=== The records ===

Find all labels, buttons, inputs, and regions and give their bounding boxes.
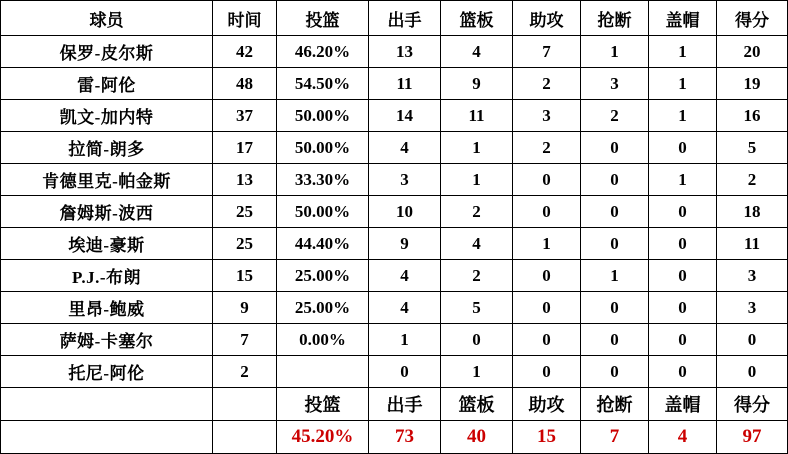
table-row: [1, 132, 788, 164]
cell-player: 雷-阿伦: [1, 68, 213, 100]
cell-blocks: 0: [649, 356, 717, 388]
table-row: [1, 68, 788, 100]
cell-points: 0: [717, 324, 788, 356]
cell-player: 保罗-皮尔斯: [1, 36, 213, 68]
cell-steals: 0: [581, 356, 649, 388]
totals-points: 97: [717, 421, 788, 454]
cell-fg-pct: 50.00%: [277, 196, 369, 228]
cell-blocks: 1: [649, 36, 717, 68]
totals-header-assists: 助攻: [513, 388, 581, 421]
cell-rebounds: 1: [441, 164, 513, 196]
cell-minutes: 2: [213, 356, 277, 388]
cell-assists: 0: [513, 292, 581, 324]
cell-rebounds: 9: [441, 68, 513, 100]
totals-fg-pct: 45.20%: [277, 421, 369, 454]
cell-assists: 7: [513, 36, 581, 68]
totals-rebounds: 40: [441, 421, 513, 454]
cell-player: 埃迪-豪斯: [1, 228, 213, 260]
cell-rebounds: 2: [441, 196, 513, 228]
cell-fga: 10: [369, 196, 441, 228]
cell-minutes: 17: [213, 132, 277, 164]
cell-fg-pct: 50.00%: [277, 132, 369, 164]
cell-steals: 1: [581, 260, 649, 292]
cell-points: 3: [717, 292, 788, 324]
totals-header-fga: 出手: [369, 388, 441, 421]
totals-assists: 15: [513, 421, 581, 454]
cell-blocks: 0: [649, 228, 717, 260]
cell-player: 拉简-朗多: [1, 132, 213, 164]
totals-header-rebounds: 篮板: [441, 388, 513, 421]
cell-fg-pct: 0.00%: [277, 324, 369, 356]
cell-points: 18: [717, 196, 788, 228]
cell-steals: 0: [581, 324, 649, 356]
cell-steals: 0: [581, 132, 649, 164]
cell-blocks: 1: [649, 164, 717, 196]
cell-blocks: 1: [649, 100, 717, 132]
cell-steals: 0: [581, 196, 649, 228]
cell-points: 5: [717, 132, 788, 164]
cell-assists: 2: [513, 68, 581, 100]
cell-fg-pct: 50.00%: [277, 100, 369, 132]
cell-rebounds: 11: [441, 100, 513, 132]
cell-player: 肯德里克-帕金斯: [1, 164, 213, 196]
table-body: [1, 36, 788, 454]
totals-header-points: 得分: [717, 388, 788, 421]
cell-assists: 0: [513, 260, 581, 292]
table-row: [1, 164, 788, 196]
totals-value-spacer-minutes: [213, 421, 277, 454]
table-row: [1, 36, 788, 68]
cell-blocks: 1: [649, 68, 717, 100]
cell-fga: 13: [369, 36, 441, 68]
cell-rebounds: 1: [441, 356, 513, 388]
cell-minutes: 42: [213, 36, 277, 68]
column-header-player: 球员: [1, 1, 213, 36]
cell-fga: 9: [369, 228, 441, 260]
cell-player: 里昂-鲍威: [1, 292, 213, 324]
cell-rebounds: 0: [441, 324, 513, 356]
table-row: [1, 292, 788, 324]
column-header-rebounds: 篮板: [441, 1, 513, 36]
table-row: [1, 260, 788, 292]
cell-rebounds: 4: [441, 36, 513, 68]
cell-assists: 2: [513, 132, 581, 164]
cell-blocks: 0: [649, 292, 717, 324]
cell-minutes: 7: [213, 324, 277, 356]
totals-header-row: [1, 388, 788, 421]
cell-assists: 0: [513, 196, 581, 228]
column-header-blocks: 盖帽: [649, 1, 717, 36]
cell-steals: 0: [581, 228, 649, 260]
cell-rebounds: 5: [441, 292, 513, 324]
cell-rebounds: 4: [441, 228, 513, 260]
cell-fg-pct: 25.00%: [277, 292, 369, 324]
cell-fg-pct: [277, 356, 369, 388]
cell-points: 0: [717, 356, 788, 388]
cell-steals: 0: [581, 292, 649, 324]
cell-player: 萨姆-卡塞尔: [1, 324, 213, 356]
cell-minutes: 13: [213, 164, 277, 196]
cell-points: 19: [717, 68, 788, 100]
cell-fg-pct: 25.00%: [277, 260, 369, 292]
column-header-fga: 出手: [369, 1, 441, 36]
cell-rebounds: 1: [441, 132, 513, 164]
cell-assists: 0: [513, 164, 581, 196]
column-header-points: 得分: [717, 1, 788, 36]
cell-assists: 1: [513, 228, 581, 260]
cell-player: 凯文-加内特: [1, 100, 213, 132]
totals-spacer-player: [1, 388, 213, 421]
cell-assists: 0: [513, 356, 581, 388]
cell-fga: 1: [369, 324, 441, 356]
cell-player: P.J.-布朗: [1, 260, 213, 292]
cell-minutes: 48: [213, 68, 277, 100]
cell-minutes: 25: [213, 228, 277, 260]
cell-minutes: 37: [213, 100, 277, 132]
table-row: [1, 196, 788, 228]
cell-fga: 4: [369, 292, 441, 324]
cell-fga: 0: [369, 356, 441, 388]
cell-fga: 4: [369, 132, 441, 164]
cell-assists: 3: [513, 100, 581, 132]
cell-steals: 2: [581, 100, 649, 132]
cell-fga: 4: [369, 260, 441, 292]
totals-header-blocks: 盖帽: [649, 388, 717, 421]
cell-player: 詹姆斯-波西: [1, 196, 213, 228]
cell-steals: 3: [581, 68, 649, 100]
totals-fga: 73: [369, 421, 441, 454]
table-row: [1, 100, 788, 132]
cell-points: 16: [717, 100, 788, 132]
column-header-steals: 抢断: [581, 1, 649, 36]
table-row: [1, 324, 788, 356]
cell-points: 20: [717, 36, 788, 68]
totals-row: [1, 421, 788, 454]
table-row: [1, 356, 788, 388]
cell-fga: 14: [369, 100, 441, 132]
header-row: [1, 1, 788, 36]
cell-minutes: 25: [213, 196, 277, 228]
table-header: [1, 1, 788, 36]
column-header-minutes: 时间: [213, 1, 277, 36]
cell-player: 托尼-阿伦: [1, 356, 213, 388]
cell-steals: 0: [581, 164, 649, 196]
cell-fg-pct: 44.40%: [277, 228, 369, 260]
cell-assists: 0: [513, 324, 581, 356]
cell-blocks: 0: [649, 260, 717, 292]
column-header-fg-pct: 投篮: [277, 1, 369, 36]
column-header-assists: 助攻: [513, 1, 581, 36]
cell-rebounds: 2: [441, 260, 513, 292]
cell-points: 3: [717, 260, 788, 292]
cell-blocks: 0: [649, 324, 717, 356]
cell-minutes: 15: [213, 260, 277, 292]
totals-steals: 7: [581, 421, 649, 454]
cell-fg-pct: 33.30%: [277, 164, 369, 196]
cell-points: 2: [717, 164, 788, 196]
cell-minutes: 9: [213, 292, 277, 324]
totals-header-fg-pct: 投篮: [277, 388, 369, 421]
totals-value-spacer-player: [1, 421, 213, 454]
table-row: [1, 228, 788, 260]
cell-fga: 11: [369, 68, 441, 100]
totals-header-steals: 抢断: [581, 388, 649, 421]
cell-blocks: 0: [649, 196, 717, 228]
cell-fg-pct: 46.20%: [277, 36, 369, 68]
cell-fga: 3: [369, 164, 441, 196]
totals-spacer-minutes: [213, 388, 277, 421]
cell-blocks: 0: [649, 132, 717, 164]
cell-fg-pct: 54.50%: [277, 68, 369, 100]
cell-points: 11: [717, 228, 788, 260]
cell-steals: 1: [581, 36, 649, 68]
totals-blocks: 4: [649, 421, 717, 454]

===

▶ _Stated problem_
Copy out the listing from the line containing "table-row: [1, 132, 788, 164]" through the line containing "table-row: [1, 164, 788, 196]", including both of those lines, without changing any of them.

▶ _Right answer_
table-row: [1, 132, 788, 164]
cell-player: 雷-阿伦: [1, 68, 213, 100]
cell-blocks: 0: [649, 356, 717, 388]
table-row: [1, 68, 788, 100]
cell-points: 0: [717, 324, 788, 356]
cell-player: 保罗-皮尔斯: [1, 36, 213, 68]
cell-steals: 0: [581, 356, 649, 388]
totals-points: 97: [717, 421, 788, 454]
cell-fg-pct: 50.00%: [277, 196, 369, 228]
cell-blocks: 1: [649, 36, 717, 68]
totals-header-assists: 助攻: [513, 388, 581, 421]
cell-rebounds: 1: [441, 164, 513, 196]
cell-minutes: 2: [213, 356, 277, 388]
cell-assists: 0: [513, 292, 581, 324]
cell-rebounds: 9: [441, 68, 513, 100]
totals-fg-pct: 45.20%: [277, 421, 369, 454]
cell-assists: 7: [513, 36, 581, 68]
totals-rebounds: 40: [441, 421, 513, 454]
cell-player: 埃迪-豪斯: [1, 228, 213, 260]
cell-rebounds: 2: [441, 196, 513, 228]
cell-fga: 10: [369, 196, 441, 228]
cell-minutes: 17: [213, 132, 277, 164]
cell-fg-pct: 50.00%: [277, 132, 369, 164]
cell-steals: 1: [581, 260, 649, 292]
cell-points: 3: [717, 292, 788, 324]
totals-header-fga: 出手: [369, 388, 441, 421]
totals-assists: 15: [513, 421, 581, 454]
cell-blocks: 0: [649, 228, 717, 260]
cell-player: 拉简-朗多: [1, 132, 213, 164]
totals-header-rebounds: 篮板: [441, 388, 513, 421]
cell-fg-pct: 0.00%: [277, 324, 369, 356]
cell-points: 18: [717, 196, 788, 228]
cell-steals: 0: [581, 324, 649, 356]
cell-steals: 0: [581, 132, 649, 164]
cell-blocks: 1: [649, 164, 717, 196]
cell-blocks: 1: [649, 100, 717, 132]
cell-steals: 0: [581, 196, 649, 228]
cell-points: 5: [717, 132, 788, 164]
cell-assists: 2: [513, 68, 581, 100]
cell-fg-pct: 50.00%: [277, 100, 369, 132]
cell-rebounds: 11: [441, 100, 513, 132]
cell-player: 肯德里克-帕金斯: [1, 164, 213, 196]
table-body: [1, 36, 788, 454]
totals-header-points: 得分: [717, 388, 788, 421]
cell-assists: 0: [513, 260, 581, 292]
table-row: [1, 164, 788, 196]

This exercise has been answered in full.